▶ Data supplied:
--- Start ---

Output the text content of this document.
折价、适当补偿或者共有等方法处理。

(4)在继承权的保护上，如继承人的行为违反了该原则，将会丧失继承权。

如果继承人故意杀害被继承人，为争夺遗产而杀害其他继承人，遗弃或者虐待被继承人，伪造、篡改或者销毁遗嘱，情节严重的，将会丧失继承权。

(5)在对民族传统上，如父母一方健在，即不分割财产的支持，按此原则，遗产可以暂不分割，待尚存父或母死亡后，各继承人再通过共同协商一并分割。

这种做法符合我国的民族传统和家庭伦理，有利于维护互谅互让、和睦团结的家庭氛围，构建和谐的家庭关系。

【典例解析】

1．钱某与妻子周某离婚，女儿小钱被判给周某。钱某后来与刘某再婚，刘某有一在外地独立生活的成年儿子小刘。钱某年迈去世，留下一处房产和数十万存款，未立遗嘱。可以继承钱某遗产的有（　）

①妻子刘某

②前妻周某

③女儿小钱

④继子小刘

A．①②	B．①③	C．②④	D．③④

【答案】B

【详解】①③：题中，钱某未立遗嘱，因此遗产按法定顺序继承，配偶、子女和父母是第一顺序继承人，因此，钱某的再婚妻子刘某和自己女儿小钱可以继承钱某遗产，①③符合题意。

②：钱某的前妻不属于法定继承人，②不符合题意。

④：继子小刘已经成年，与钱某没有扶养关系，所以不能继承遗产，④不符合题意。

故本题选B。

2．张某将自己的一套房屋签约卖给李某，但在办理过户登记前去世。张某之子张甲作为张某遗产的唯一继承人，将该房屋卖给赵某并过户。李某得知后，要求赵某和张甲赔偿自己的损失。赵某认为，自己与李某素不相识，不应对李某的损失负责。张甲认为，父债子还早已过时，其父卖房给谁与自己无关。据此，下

--- End ---

▶ Task to carry out:
Your task is to retype all the records above with nothing left out.

▶ Exercise solution:
Output the text content of this document.
折价、适当补偿或者共有等方法处理。

(4)在继承权的保护上，如继承人的行为违反了该原则，将会丧失继承权。

如果继承人故意杀害被继承人，为争夺遗产而杀害其他继承人，遗弃或者虐待被继承人，伪造、篡改或者销毁遗嘱，情节严重的，将会丧失继承权。

(5)在对民族传统上，如父母一方健在，即不分割财产的支持，按此原则，遗产可以暂不分割，待尚存父或母死亡后，各继承人再通过共同协商一并分割。

这种做法符合我国的民族传统和家庭伦理，有利于维护互谅互让、和睦团结的家庭氛围，构建和谐的家庭关系。

【典例解析】

1．钱某与妻子周某离婚，女儿小钱被判给周某。钱某后来与刘某再婚，刘某有一在外地独立生活的成年儿子小刘。钱某年迈去世，留下一处房产和数十万存款，未立遗嘱。可以继承钱某遗产的有（　）

①妻子刘某

②前妻周某

③女儿小钱

④继子小刘

A．①②	B．①③	C．②④	D．③④

【答案】B

【详解】①③：题中，钱某未立遗嘱，因此遗产按法定顺序继承，配偶、子女和父母是第一顺序继承人，因此，钱某的再婚妻子刘某和自己女儿小钱可以继承钱某遗产，①③符合题意。

②：钱某的前妻不属于法定继承人，②不符合题意。

④：继子小刘已经成年，与钱某没有扶养关系，所以不能继承遗产，④不符合题意。

故本题选B。

2．张某将自己的一套房屋签约卖给李某，但在办理过户登记前去世。张某之子张甲作为张某遗产的唯一继承人，将该房屋卖给赵某并过户。李某得知后，要求赵某和张甲赔偿自己的损失。赵某认为，自己与李某素不相识，不应对李某的损失负责。张甲认为，父债子还早已过时，其父卖房给谁与自己无关。据此，下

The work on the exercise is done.